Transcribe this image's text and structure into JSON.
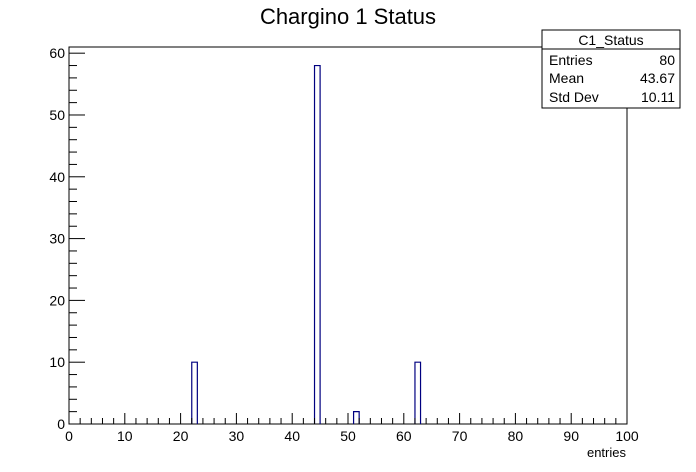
{
  "chart_data": {
    "type": "bar",
    "title": "Chargino 1 Status",
    "xlabel": "entries",
    "ylabel": "",
    "xlim": [
      0,
      100
    ],
    "ylim": [
      0,
      61
    ],
    "x_ticks": [
      0,
      10,
      20,
      30,
      40,
      50,
      60,
      70,
      80,
      90,
      100
    ],
    "y_ticks": [
      0,
      10,
      20,
      30,
      40,
      50,
      60
    ],
    "bin_width": 1,
    "bins": [
      {
        "x_low": 22,
        "x_high": 23,
        "value": 10
      },
      {
        "x_low": 44,
        "x_high": 45,
        "value": 58
      },
      {
        "x_low": 51,
        "x_high": 52,
        "value": 2
      },
      {
        "x_low": 62,
        "x_high": 63,
        "value": 10
      }
    ],
    "line_color": "#000080",
    "grid": false
  },
  "stats": {
    "name": "C1_Status",
    "rows": [
      {
        "label": "Entries",
        "value": "80"
      },
      {
        "label": "Mean",
        "value": "43.67"
      },
      {
        "label": "Std Dev",
        "value": "10.11"
      }
    ]
  }
}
━━━━━━━━━━━━━━━━━━━━━━━━━━━━━━
All the records need to be repeated exactly, with the images dropped.

Transcribe this image's text and structure into JSON.
{
  "chart_data": {
    "type": "bar",
    "title": "Chargino 1 Status",
    "xlabel": "entries",
    "ylabel": "",
    "xlim": [
      0,
      100
    ],
    "ylim": [
      0,
      61
    ],
    "x_ticks": [
      0,
      10,
      20,
      30,
      40,
      50,
      60,
      70,
      80,
      90,
      100
    ],
    "y_ticks": [
      0,
      10,
      20,
      30,
      40,
      50,
      60
    ],
    "bin_width": 1,
    "bins": [
      {
        "x_low": 22,
        "x_high": 23,
        "value": 10
      },
      {
        "x_low": 44,
        "x_high": 45,
        "value": 58
      },
      {
        "x_low": 51,
        "x_high": 52,
        "value": 2
      },
      {
        "x_low": 62,
        "x_high": 63,
        "value": 10
      }
    ],
    "line_color": "#000080",
    "grid": false
  },
  "stats": {
    "name": "C1_Status",
    "rows": [
      {
        "label": "Entries",
        "value": "80"
      },
      {
        "label": "Mean",
        "value": "43.67"
      },
      {
        "label": "Std Dev",
        "value": "10.11"
      }
    ]
  }
}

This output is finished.